Challenge: Without the images, print all the entries below exactly as given.

Source records
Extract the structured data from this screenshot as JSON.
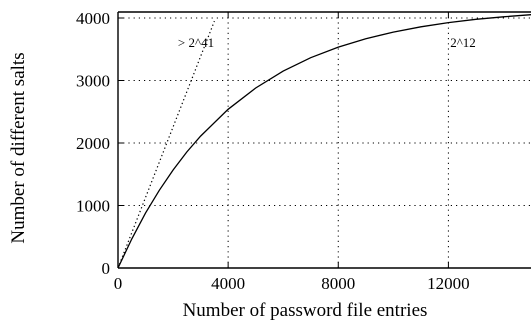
{
  "chart_data": {
    "type": "line",
    "title": "",
    "xlabel": "Number of password file entries",
    "ylabel": "Number of different salts",
    "xlim": [
      0,
      15000
    ],
    "ylim": [
      0,
      4096
    ],
    "x_ticks": [
      "0",
      "4000",
      "8000",
      "12000"
    ],
    "x_tick_values": [
      0,
      4000,
      8000,
      12000
    ],
    "y_ticks": [
      "0",
      "1000",
      "2000",
      "3000",
      "4000"
    ],
    "y_tick_values": [
      0,
      1000,
      2000,
      3000,
      4000
    ],
    "grid": true,
    "series": [
      {
        "style": "solid",
        "x": [
          0,
          500,
          1000,
          1500,
          2000,
          2500,
          3000,
          4000,
          5000,
          6000,
          7000,
          8000,
          9000,
          10000,
          11000,
          12000,
          13000,
          14000,
          15000
        ],
        "y": [
          0,
          466,
          878,
          1244,
          1568,
          1856,
          2110,
          2540,
          2880,
          3150,
          3365,
          3534,
          3668,
          3775,
          3859,
          3926,
          3979,
          4020,
          4053
        ]
      },
      {
        "style": "dotted",
        "x": [
          0,
          3500
        ],
        "y": [
          0,
          3950
        ]
      }
    ],
    "annotations": [
      {
        "text": "> 2^41"
      },
      {
        "text": "2^12"
      }
    ]
  }
}
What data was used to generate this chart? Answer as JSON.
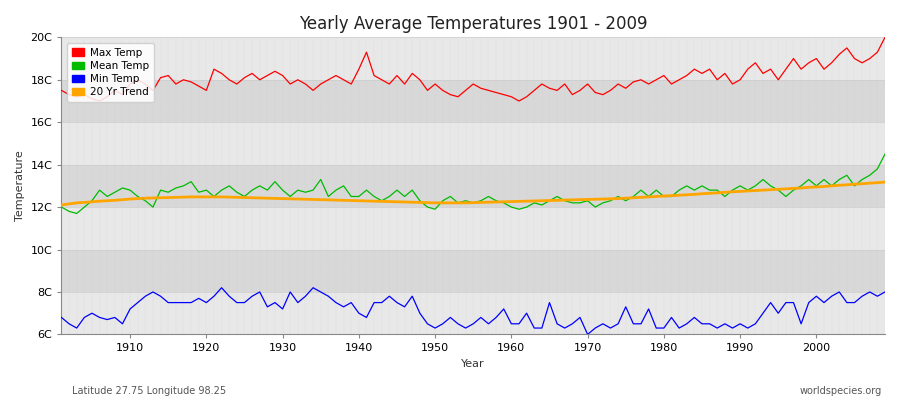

Answer for the task:
Extract the structured data from this screenshot as JSON.
{
  "chart_data": {
    "type": "line",
    "title": "",
    "xlabel": "Number of password file entries",
    "ylabel": "Number of different salts",
    "xlim": [
      0,
      15000
    ],
    "ylim": [
      0,
      4096
    ],
    "x_ticks": [
      "0",
      "4000",
      "8000",
      "12000"
    ],
    "x_tick_values": [
      0,
      4000,
      8000,
      12000
    ],
    "y_ticks": [
      "0",
      "1000",
      "2000",
      "3000",
      "4000"
    ],
    "y_tick_values": [
      0,
      1000,
      2000,
      3000,
      4000
    ],
    "grid": true,
    "series": [
      {
        "style": "solid",
        "x": [
          0,
          500,
          1000,
          1500,
          2000,
          2500,
          3000,
          4000,
          5000,
          6000,
          7000,
          8000,
          9000,
          10000,
          11000,
          12000,
          13000,
          14000,
          15000
        ],
        "y": [
          0,
          466,
          878,
          1244,
          1568,
          1856,
          2110,
          2540,
          2880,
          3150,
          3365,
          3534,
          3668,
          3775,
          3859,
          3926,
          3979,
          4020,
          4053
        ]
      },
      {
        "style": "dotted",
        "x": [
          0,
          3500
        ],
        "y": [
          0,
          3950
        ]
      }
    ],
    "annotations": [
      {
        "text": "> 2^41"
      },
      {
        "text": "2^12"
      }
    ]
  }
}
What data was used to generate this chart? Answer as JSON.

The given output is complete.